— Start Data provided —

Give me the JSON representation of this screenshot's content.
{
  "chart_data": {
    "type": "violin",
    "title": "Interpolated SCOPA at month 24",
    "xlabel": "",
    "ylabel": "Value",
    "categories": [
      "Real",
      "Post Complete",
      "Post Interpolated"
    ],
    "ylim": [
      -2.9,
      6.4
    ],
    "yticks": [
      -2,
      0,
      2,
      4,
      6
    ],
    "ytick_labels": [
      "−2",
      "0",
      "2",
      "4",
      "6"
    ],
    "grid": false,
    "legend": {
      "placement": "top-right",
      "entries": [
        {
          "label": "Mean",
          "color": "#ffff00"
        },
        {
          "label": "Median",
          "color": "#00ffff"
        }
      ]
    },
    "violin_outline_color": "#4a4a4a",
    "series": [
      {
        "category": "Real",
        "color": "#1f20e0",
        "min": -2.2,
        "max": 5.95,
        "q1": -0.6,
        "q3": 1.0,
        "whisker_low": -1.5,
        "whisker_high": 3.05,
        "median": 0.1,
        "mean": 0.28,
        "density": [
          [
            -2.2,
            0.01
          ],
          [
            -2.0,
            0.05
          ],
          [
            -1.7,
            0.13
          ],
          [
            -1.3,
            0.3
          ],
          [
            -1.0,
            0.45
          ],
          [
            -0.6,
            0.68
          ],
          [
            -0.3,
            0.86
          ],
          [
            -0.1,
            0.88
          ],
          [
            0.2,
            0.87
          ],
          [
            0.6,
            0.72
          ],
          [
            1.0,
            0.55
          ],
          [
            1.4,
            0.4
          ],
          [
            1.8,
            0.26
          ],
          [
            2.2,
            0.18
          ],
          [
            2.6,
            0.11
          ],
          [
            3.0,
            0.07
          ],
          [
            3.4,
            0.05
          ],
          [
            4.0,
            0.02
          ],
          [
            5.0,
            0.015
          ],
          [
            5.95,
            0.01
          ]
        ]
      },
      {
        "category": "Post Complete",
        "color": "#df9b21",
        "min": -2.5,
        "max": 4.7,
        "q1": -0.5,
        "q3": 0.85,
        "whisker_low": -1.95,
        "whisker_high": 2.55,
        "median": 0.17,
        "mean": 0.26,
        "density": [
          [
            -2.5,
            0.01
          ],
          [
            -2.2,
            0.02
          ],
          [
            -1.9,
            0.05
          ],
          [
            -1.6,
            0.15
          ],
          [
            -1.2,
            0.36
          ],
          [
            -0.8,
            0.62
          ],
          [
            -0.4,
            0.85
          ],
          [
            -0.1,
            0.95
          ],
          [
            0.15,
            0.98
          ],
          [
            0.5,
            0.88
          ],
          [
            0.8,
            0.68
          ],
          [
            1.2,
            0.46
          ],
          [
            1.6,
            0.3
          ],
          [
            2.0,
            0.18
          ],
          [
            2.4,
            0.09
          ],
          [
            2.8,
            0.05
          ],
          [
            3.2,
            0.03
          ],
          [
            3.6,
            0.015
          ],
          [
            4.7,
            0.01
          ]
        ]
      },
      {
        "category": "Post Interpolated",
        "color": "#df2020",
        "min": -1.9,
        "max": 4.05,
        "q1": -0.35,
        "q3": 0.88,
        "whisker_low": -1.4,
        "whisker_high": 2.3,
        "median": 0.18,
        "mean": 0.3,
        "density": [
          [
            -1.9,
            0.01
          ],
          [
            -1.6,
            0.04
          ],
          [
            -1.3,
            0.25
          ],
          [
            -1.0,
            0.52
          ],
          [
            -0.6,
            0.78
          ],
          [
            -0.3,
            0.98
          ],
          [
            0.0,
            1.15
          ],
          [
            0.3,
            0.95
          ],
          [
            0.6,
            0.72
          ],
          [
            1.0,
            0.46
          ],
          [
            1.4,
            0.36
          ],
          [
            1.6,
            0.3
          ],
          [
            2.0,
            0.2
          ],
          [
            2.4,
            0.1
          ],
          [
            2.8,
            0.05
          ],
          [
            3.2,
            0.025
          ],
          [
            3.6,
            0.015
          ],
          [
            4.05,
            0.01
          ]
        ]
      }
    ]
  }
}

— End Data provided —

> _Task statement_: Each record above should be restated word for word.

> _Output below_:
Give me the JSON representation of this screenshot's content.
{
  "chart_data": {
    "type": "violin",
    "title": "Interpolated SCOPA at month 24",
    "xlabel": "",
    "ylabel": "Value",
    "categories": [
      "Real",
      "Post Complete",
      "Post Interpolated"
    ],
    "ylim": [
      -2.9,
      6.4
    ],
    "yticks": [
      -2,
      0,
      2,
      4,
      6
    ],
    "ytick_labels": [
      "−2",
      "0",
      "2",
      "4",
      "6"
    ],
    "grid": false,
    "legend": {
      "placement": "top-right",
      "entries": [
        {
          "label": "Mean",
          "color": "#ffff00"
        },
        {
          "label": "Median",
          "color": "#00ffff"
        }
      ]
    },
    "violin_outline_color": "#4a4a4a",
    "series": [
      {
        "category": "Real",
        "color": "#1f20e0",
        "min": -2.2,
        "max": 5.95,
        "q1": -0.6,
        "q3": 1.0,
        "whisker_low": -1.5,
        "whisker_high": 3.05,
        "median": 0.1,
        "mean": 0.28,
        "density": [
          [
            -2.2,
            0.01
          ],
          [
            -2.0,
            0.05
          ],
          [
            -1.7,
            0.13
          ],
          [
            -1.3,
            0.3
          ],
          [
            -1.0,
            0.45
          ],
          [
            -0.6,
            0.68
          ],
          [
            -0.3,
            0.86
          ],
          [
            -0.1,
            0.88
          ],
          [
            0.2,
            0.87
          ],
          [
            0.6,
            0.72
          ],
          [
            1.0,
            0.55
          ],
          [
            1.4,
            0.4
          ],
          [
            1.8,
            0.26
          ],
          [
            2.2,
            0.18
          ],
          [
            2.6,
            0.11
          ],
          [
            3.0,
            0.07
          ],
          [
            3.4,
            0.05
          ],
          [
            4.0,
            0.02
          ],
          [
            5.0,
            0.015
          ],
          [
            5.95,
            0.01
          ]
        ]
      },
      {
        "category": "Post Complete",
        "color": "#df9b21",
        "min": -2.5,
        "max": 4.7,
        "q1": -0.5,
        "q3": 0.85,
        "whisker_low": -1.95,
        "whisker_high": 2.55,
        "median": 0.17,
        "mean": 0.26,
        "density": [
          [
            -2.5,
            0.01
          ],
          [
            -2.2,
            0.02
          ],
          [
            -1.9,
            0.05
          ],
          [
            -1.6,
            0.15
          ],
          [
            -1.2,
            0.36
          ],
          [
            -0.8,
            0.62
          ],
          [
            -0.4,
            0.85
          ],
          [
            -0.1,
            0.95
          ],
          [
            0.15,
            0.98
          ],
          [
            0.5,
            0.88
          ],
          [
            0.8,
            0.68
          ],
          [
            1.2,
            0.46
          ],
          [
            1.6,
            0.3
          ],
          [
            2.0,
            0.18
          ],
          [
            2.4,
            0.09
          ],
          [
            2.8,
            0.05
          ],
          [
            3.2,
            0.03
          ],
          [
            3.6,
            0.015
          ],
          [
            4.7,
            0.01
          ]
        ]
      },
      {
        "category": "Post Interpolated",
        "color": "#df2020",
        "min": -1.9,
        "max": 4.05,
        "q1": -0.35,
        "q3": 0.88,
        "whisker_low": -1.4,
        "whisker_high": 2.3,
        "median": 0.18,
        "mean": 0.3,
        "density": [
          [
            -1.9,
            0.01
          ],
          [
            -1.6,
            0.04
          ],
          [
            -1.3,
            0.25
          ],
          [
            -1.0,
            0.52
          ],
          [
            -0.6,
            0.78
          ],
          [
            -0.3,
            0.98
          ],
          [
            0.0,
            1.15
          ],
          [
            0.3,
            0.95
          ],
          [
            0.6,
            0.72
          ],
          [
            1.0,
            0.46
          ],
          [
            1.4,
            0.36
          ],
          [
            1.6,
            0.3
          ],
          [
            2.0,
            0.2
          ],
          [
            2.4,
            0.1
          ],
          [
            2.8,
            0.05
          ],
          [
            3.2,
            0.025
          ],
          [
            3.6,
            0.015
          ],
          [
            4.05,
            0.01
          ]
        ]
      }
    ]
  }
}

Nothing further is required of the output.